**What you will do:** What you return should match every record exactly, with the images removed.
____
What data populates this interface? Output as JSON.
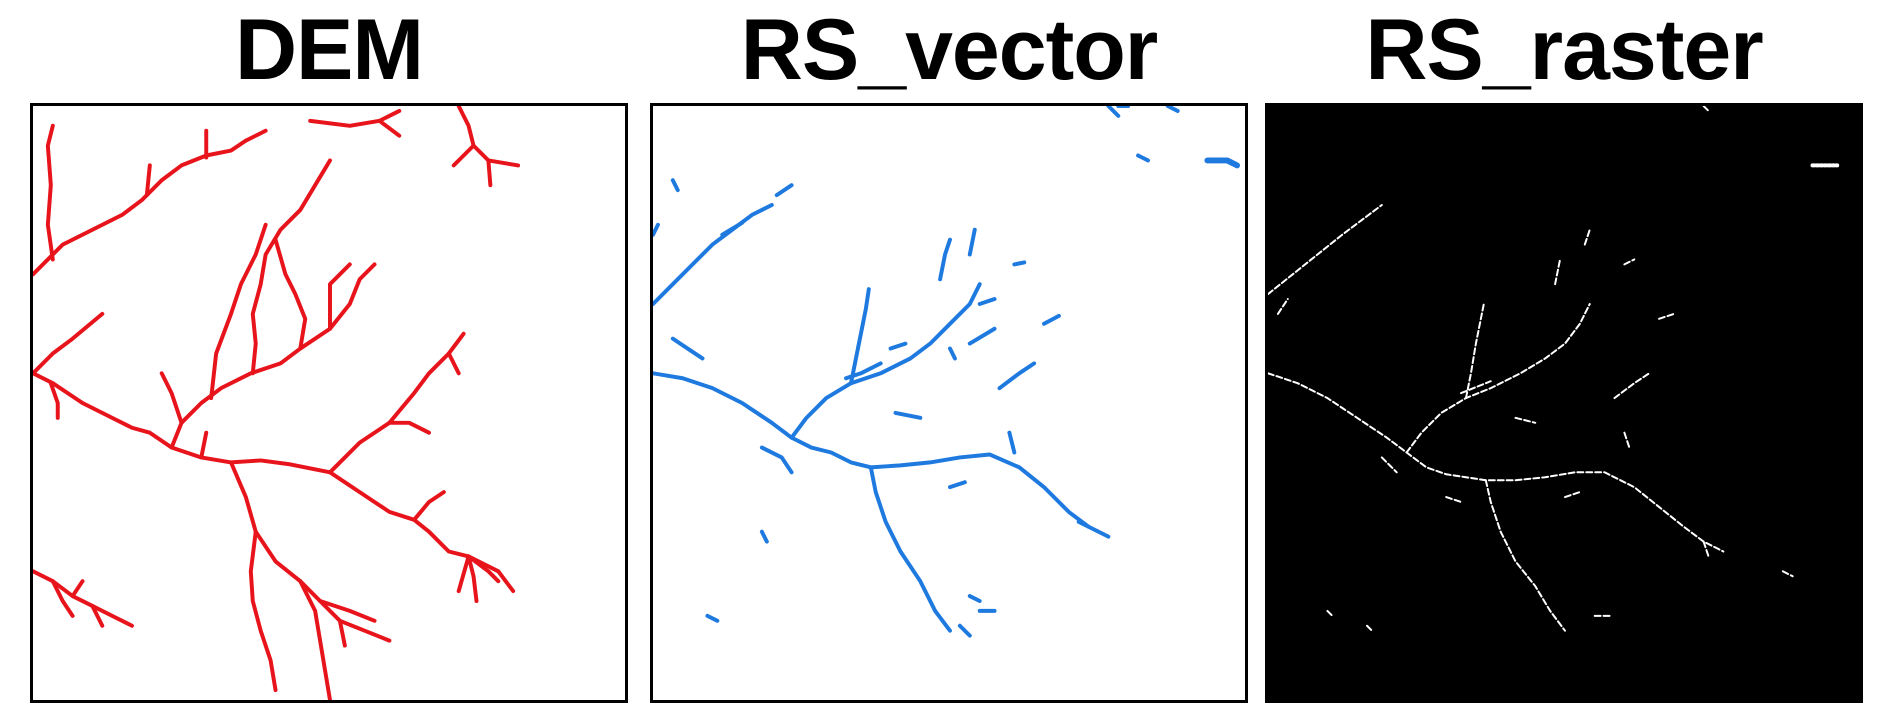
{
  "panels": [
    {
      "title": "DEM",
      "stroke": "#e8141c",
      "background": "#ffffff"
    },
    {
      "title": "RS_vector",
      "stroke": "#1f7ae0",
      "background": "#ffffff"
    },
    {
      "title": "RS_raster",
      "stroke": "#ffffff",
      "background": "#000000"
    }
  ]
}
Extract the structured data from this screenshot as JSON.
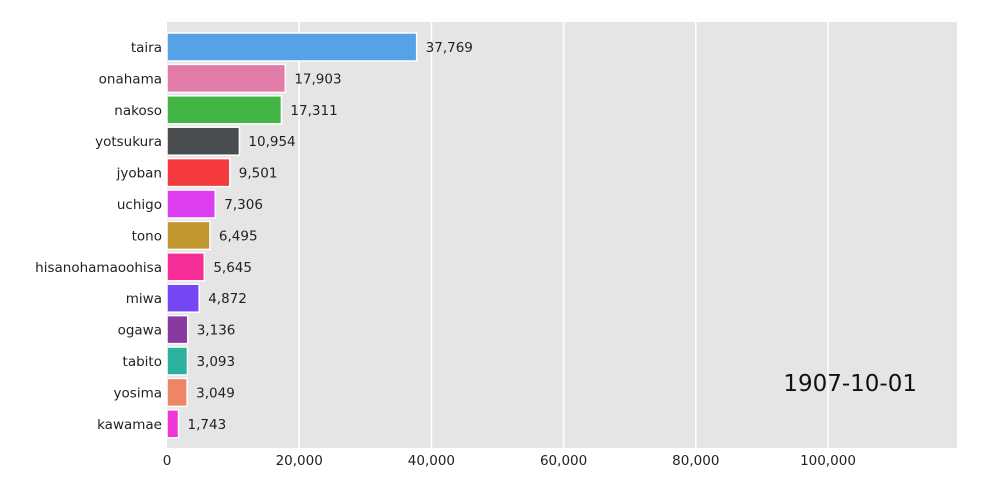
{
  "chart_data": {
    "type": "bar",
    "orientation": "horizontal",
    "categories": [
      "taira",
      "onahama",
      "nakoso",
      "yotsukura",
      "jyoban",
      "uchigo",
      "tono",
      "hisanohamaoohisa",
      "miwa",
      "ogawa",
      "tabito",
      "yosima",
      "kawamae"
    ],
    "values": [
      37769,
      17903,
      17311,
      10954,
      9501,
      7306,
      6495,
      5645,
      4872,
      3136,
      3093,
      3049,
      1743
    ],
    "value_labels": [
      "37,769",
      "17,903",
      "17,311",
      "10,954",
      "9,501",
      "7,306",
      "6,495",
      "5,645",
      "4,872",
      "3,136",
      "3,093",
      "3,049",
      "1,743"
    ],
    "colors": [
      "#55a3e6",
      "#e17ca9",
      "#43b544",
      "#4a4d4f",
      "#f43a3c",
      "#dd3ff0",
      "#c2962f",
      "#f72e97",
      "#7546f4",
      "#8a39a0",
      "#2db19f",
      "#ec8666",
      "#ee37d6"
    ],
    "xlim": [
      0,
      120000
    ],
    "xticks": [
      0,
      20000,
      40000,
      60000,
      80000,
      100000
    ],
    "xtick_labels": [
      "0",
      "20,000",
      "40,000",
      "60,000",
      "80,000",
      "100,000"
    ],
    "grid": true,
    "background": "#e5e5e5",
    "annotation": "1907-10-01",
    "title": "",
    "xlabel": "",
    "ylabel": ""
  }
}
____
**Answer below:**
What data populates this interface? Output as JSON.
{
  "panels": [
    {
      "title": "DEM",
      "stroke": "#e8141c",
      "background": "#ffffff"
    },
    {
      "title": "RS_vector",
      "stroke": "#1f7ae0",
      "background": "#ffffff"
    },
    {
      "title": "RS_raster",
      "stroke": "#ffffff",
      "background": "#000000"
    }
  ]
}
Extract the structured data from this screenshot as JSON.
{
  "chart_data": {
    "type": "bar",
    "orientation": "horizontal",
    "categories": [
      "taira",
      "onahama",
      "nakoso",
      "yotsukura",
      "jyoban",
      "uchigo",
      "tono",
      "hisanohamaoohisa",
      "miwa",
      "ogawa",
      "tabito",
      "yosima",
      "kawamae"
    ],
    "values": [
      37769,
      17903,
      17311,
      10954,
      9501,
      7306,
      6495,
      5645,
      4872,
      3136,
      3093,
      3049,
      1743
    ],
    "value_labels": [
      "37,769",
      "17,903",
      "17,311",
      "10,954",
      "9,501",
      "7,306",
      "6,495",
      "5,645",
      "4,872",
      "3,136",
      "3,093",
      "3,049",
      "1,743"
    ],
    "colors": [
      "#55a3e6",
      "#e17ca9",
      "#43b544",
      "#4a4d4f",
      "#f43a3c",
      "#dd3ff0",
      "#c2962f",
      "#f72e97",
      "#7546f4",
      "#8a39a0",
      "#2db19f",
      "#ec8666",
      "#ee37d6"
    ],
    "xlim": [
      0,
      120000
    ],
    "xticks": [
      0,
      20000,
      40000,
      60000,
      80000,
      100000
    ],
    "xtick_labels": [
      "0",
      "20,000",
      "40,000",
      "60,000",
      "80,000",
      "100,000"
    ],
    "grid": true,
    "background": "#e5e5e5",
    "annotation": "1907-10-01",
    "title": "",
    "xlabel": "",
    "ylabel": ""
  }
}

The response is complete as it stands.